Note how many lines hold the string "background" and give that number without any other words.

(Extracted data entries)

_ _ _ _ _ _ _

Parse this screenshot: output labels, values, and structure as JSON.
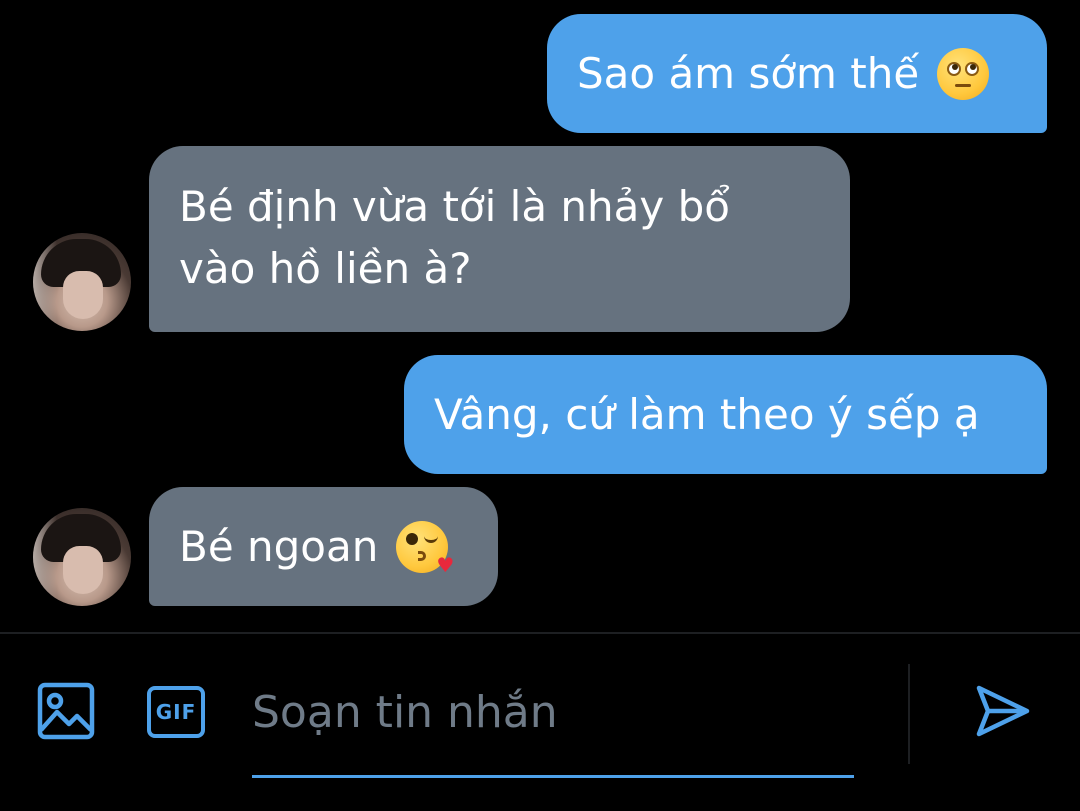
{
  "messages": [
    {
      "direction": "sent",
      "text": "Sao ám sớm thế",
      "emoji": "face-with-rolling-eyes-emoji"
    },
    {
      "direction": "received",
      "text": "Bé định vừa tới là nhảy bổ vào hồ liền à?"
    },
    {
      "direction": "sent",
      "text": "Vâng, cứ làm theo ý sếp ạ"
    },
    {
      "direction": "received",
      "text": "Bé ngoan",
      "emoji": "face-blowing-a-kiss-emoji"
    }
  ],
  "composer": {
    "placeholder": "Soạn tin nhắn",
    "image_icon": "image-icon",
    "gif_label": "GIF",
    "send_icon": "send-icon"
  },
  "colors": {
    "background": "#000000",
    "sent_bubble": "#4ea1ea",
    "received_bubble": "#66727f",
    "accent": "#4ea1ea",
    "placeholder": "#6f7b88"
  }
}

_ _ _ _ _ _ _

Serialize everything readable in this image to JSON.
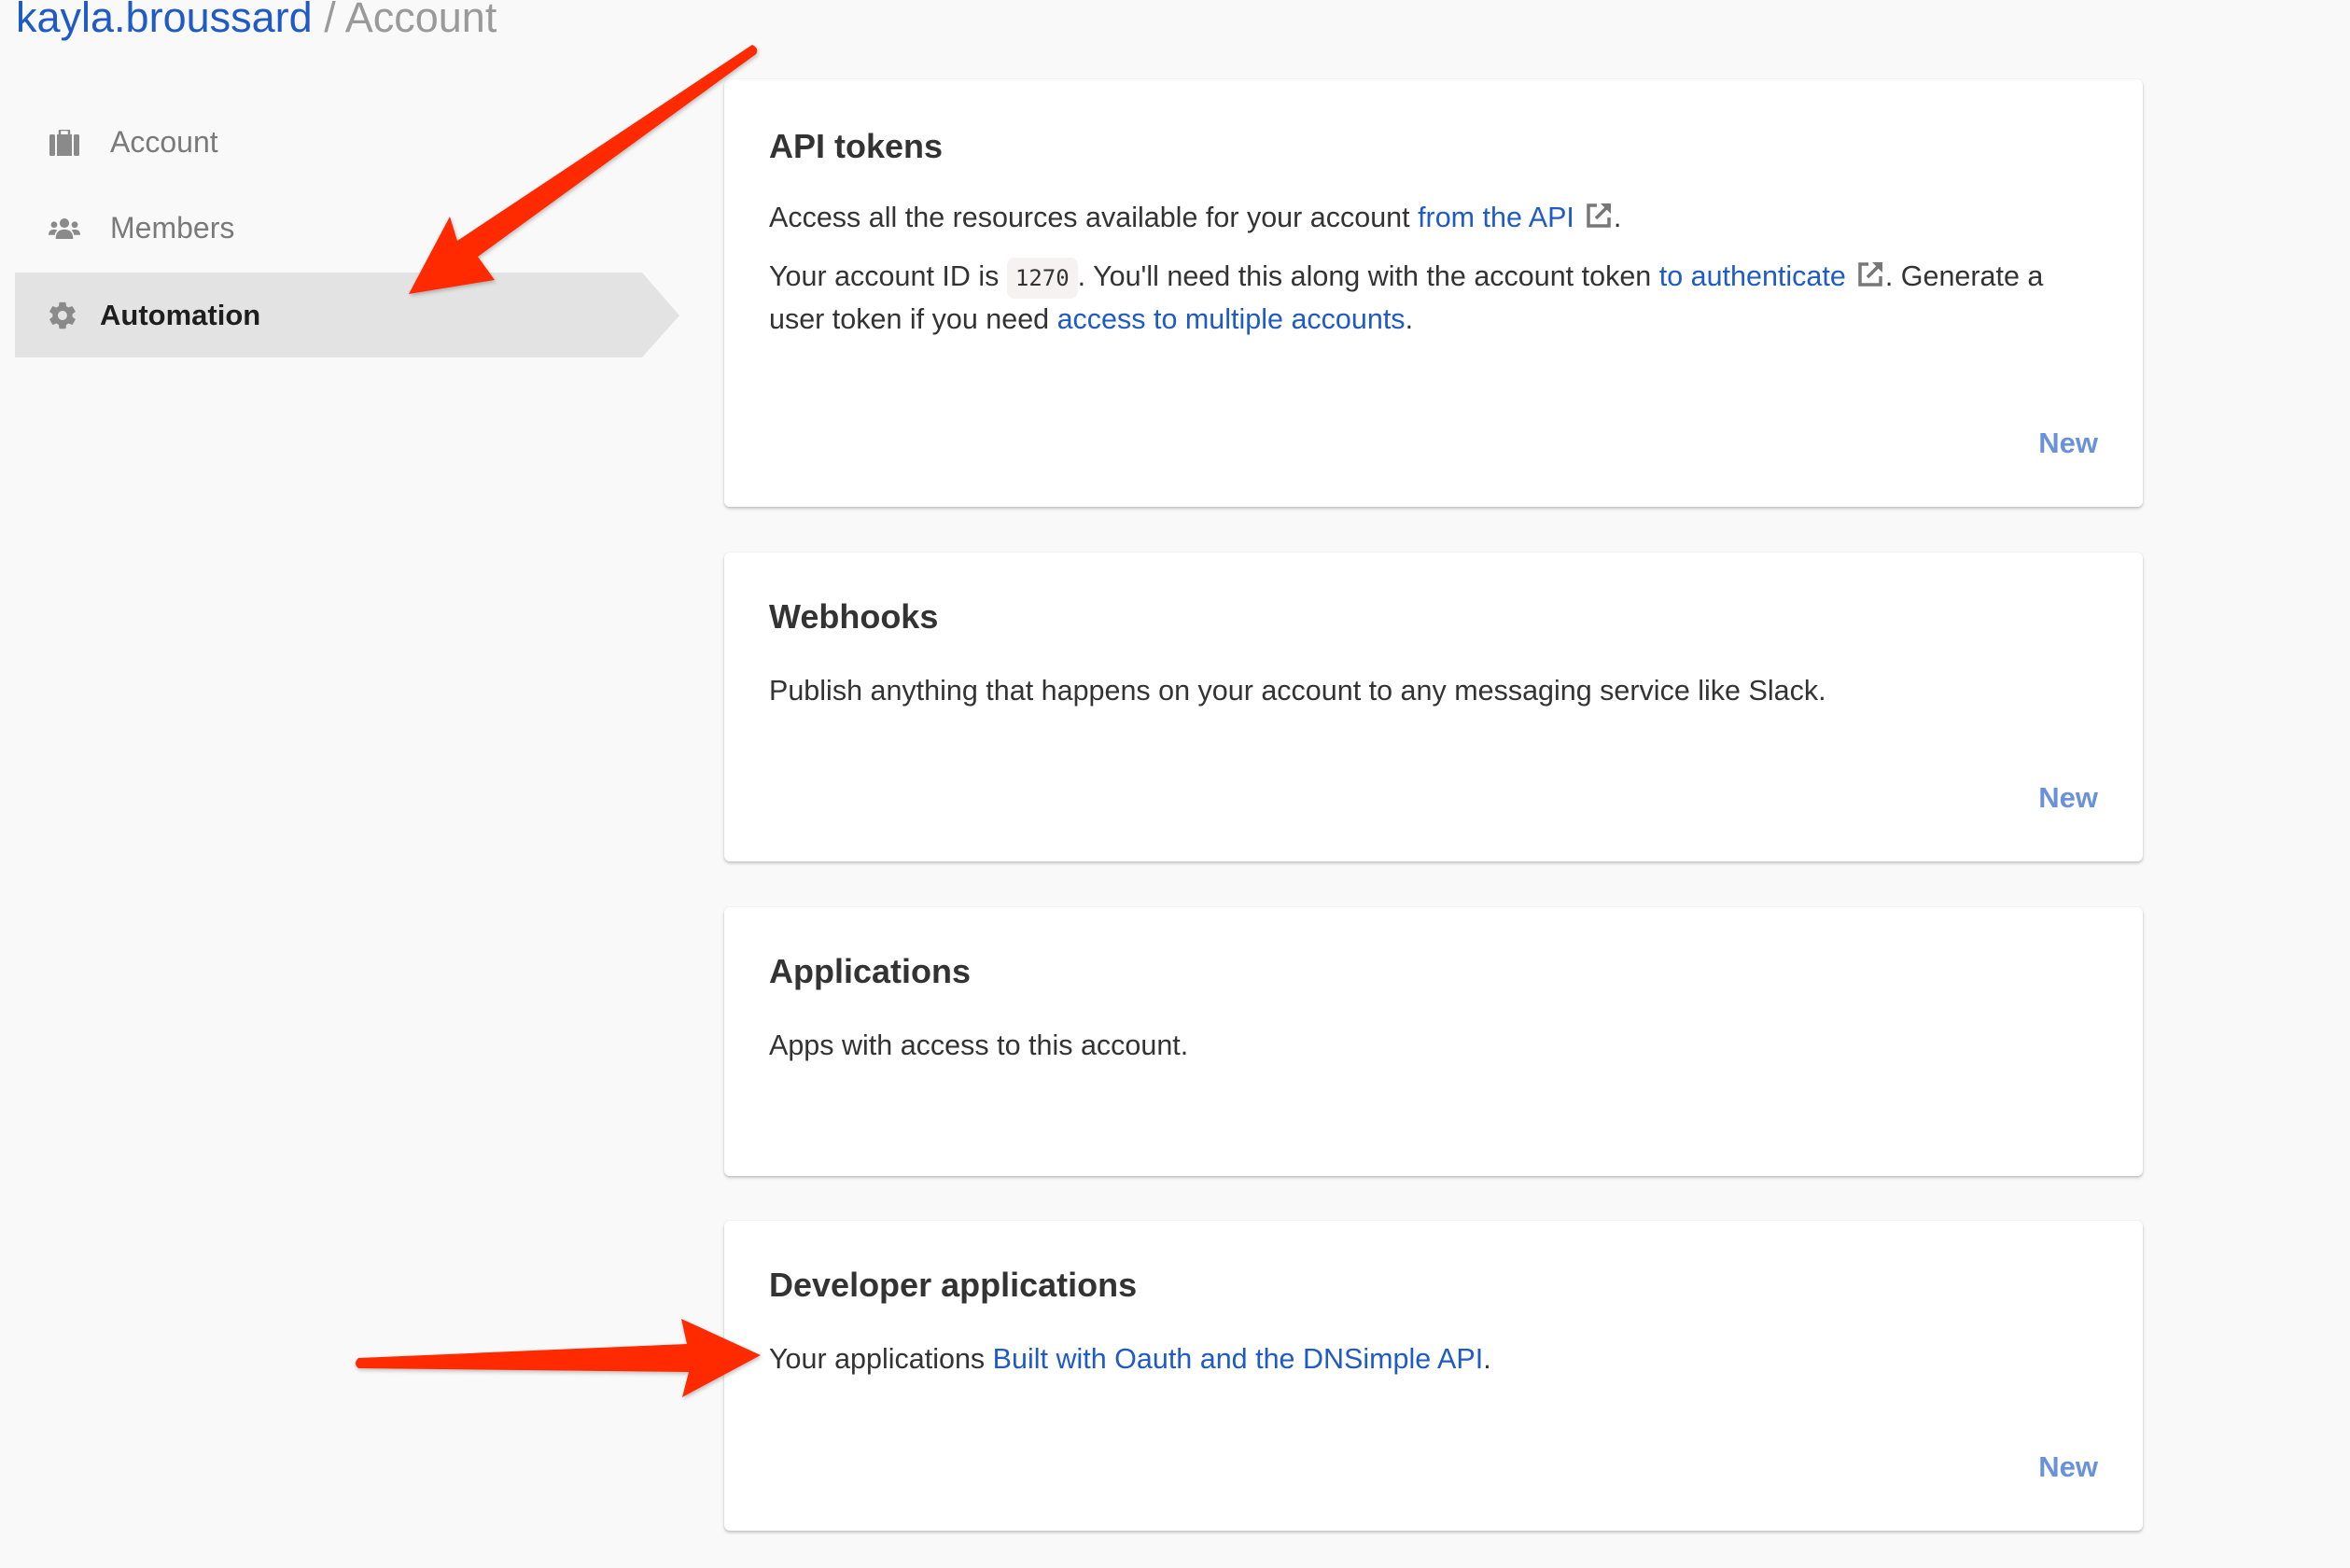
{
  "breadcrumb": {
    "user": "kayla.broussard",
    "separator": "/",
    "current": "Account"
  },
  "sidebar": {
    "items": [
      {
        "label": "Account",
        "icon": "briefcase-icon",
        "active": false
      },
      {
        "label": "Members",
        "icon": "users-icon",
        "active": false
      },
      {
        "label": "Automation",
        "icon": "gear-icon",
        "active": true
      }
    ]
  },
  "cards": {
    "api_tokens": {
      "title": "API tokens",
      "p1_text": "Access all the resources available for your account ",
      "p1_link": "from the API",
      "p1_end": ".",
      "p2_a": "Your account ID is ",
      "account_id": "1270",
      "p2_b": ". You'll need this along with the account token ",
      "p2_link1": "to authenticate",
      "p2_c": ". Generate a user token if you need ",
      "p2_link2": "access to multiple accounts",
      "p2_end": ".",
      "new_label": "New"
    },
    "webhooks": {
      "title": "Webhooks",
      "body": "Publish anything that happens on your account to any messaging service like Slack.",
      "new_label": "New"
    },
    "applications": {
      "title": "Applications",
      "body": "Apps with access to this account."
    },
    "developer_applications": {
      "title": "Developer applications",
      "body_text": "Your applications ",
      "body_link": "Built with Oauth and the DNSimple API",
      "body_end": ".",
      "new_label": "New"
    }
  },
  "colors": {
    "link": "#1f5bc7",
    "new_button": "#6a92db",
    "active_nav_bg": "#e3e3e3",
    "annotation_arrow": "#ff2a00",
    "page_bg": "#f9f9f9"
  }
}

_ _ _ _ _ _ _

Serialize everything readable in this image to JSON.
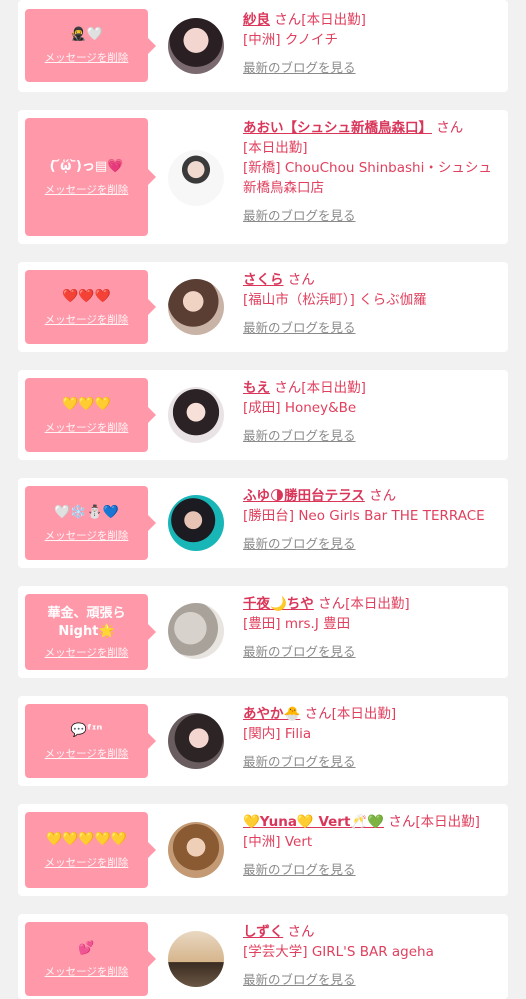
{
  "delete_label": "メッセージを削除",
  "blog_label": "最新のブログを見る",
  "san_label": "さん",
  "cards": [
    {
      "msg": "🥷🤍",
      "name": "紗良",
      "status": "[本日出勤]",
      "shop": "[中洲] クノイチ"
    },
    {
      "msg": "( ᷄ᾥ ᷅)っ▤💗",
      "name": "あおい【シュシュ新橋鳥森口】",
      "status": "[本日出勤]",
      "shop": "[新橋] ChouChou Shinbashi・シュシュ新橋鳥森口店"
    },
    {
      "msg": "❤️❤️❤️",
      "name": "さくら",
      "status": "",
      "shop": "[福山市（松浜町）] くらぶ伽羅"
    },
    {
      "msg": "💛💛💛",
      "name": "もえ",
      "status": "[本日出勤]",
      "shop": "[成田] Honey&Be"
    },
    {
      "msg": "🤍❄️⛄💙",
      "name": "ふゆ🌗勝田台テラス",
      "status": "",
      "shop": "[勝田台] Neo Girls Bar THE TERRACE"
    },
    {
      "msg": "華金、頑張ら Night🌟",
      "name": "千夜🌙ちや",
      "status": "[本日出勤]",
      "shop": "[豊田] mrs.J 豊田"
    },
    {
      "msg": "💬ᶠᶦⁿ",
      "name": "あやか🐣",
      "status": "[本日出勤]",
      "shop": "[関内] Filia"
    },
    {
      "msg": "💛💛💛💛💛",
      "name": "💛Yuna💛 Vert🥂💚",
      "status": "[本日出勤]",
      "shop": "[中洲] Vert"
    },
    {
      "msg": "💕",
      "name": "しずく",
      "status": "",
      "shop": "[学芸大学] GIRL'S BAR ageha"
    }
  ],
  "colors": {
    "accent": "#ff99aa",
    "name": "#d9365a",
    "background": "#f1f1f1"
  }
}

_ _ _ _ _ _ _

▶ [Solution]:
2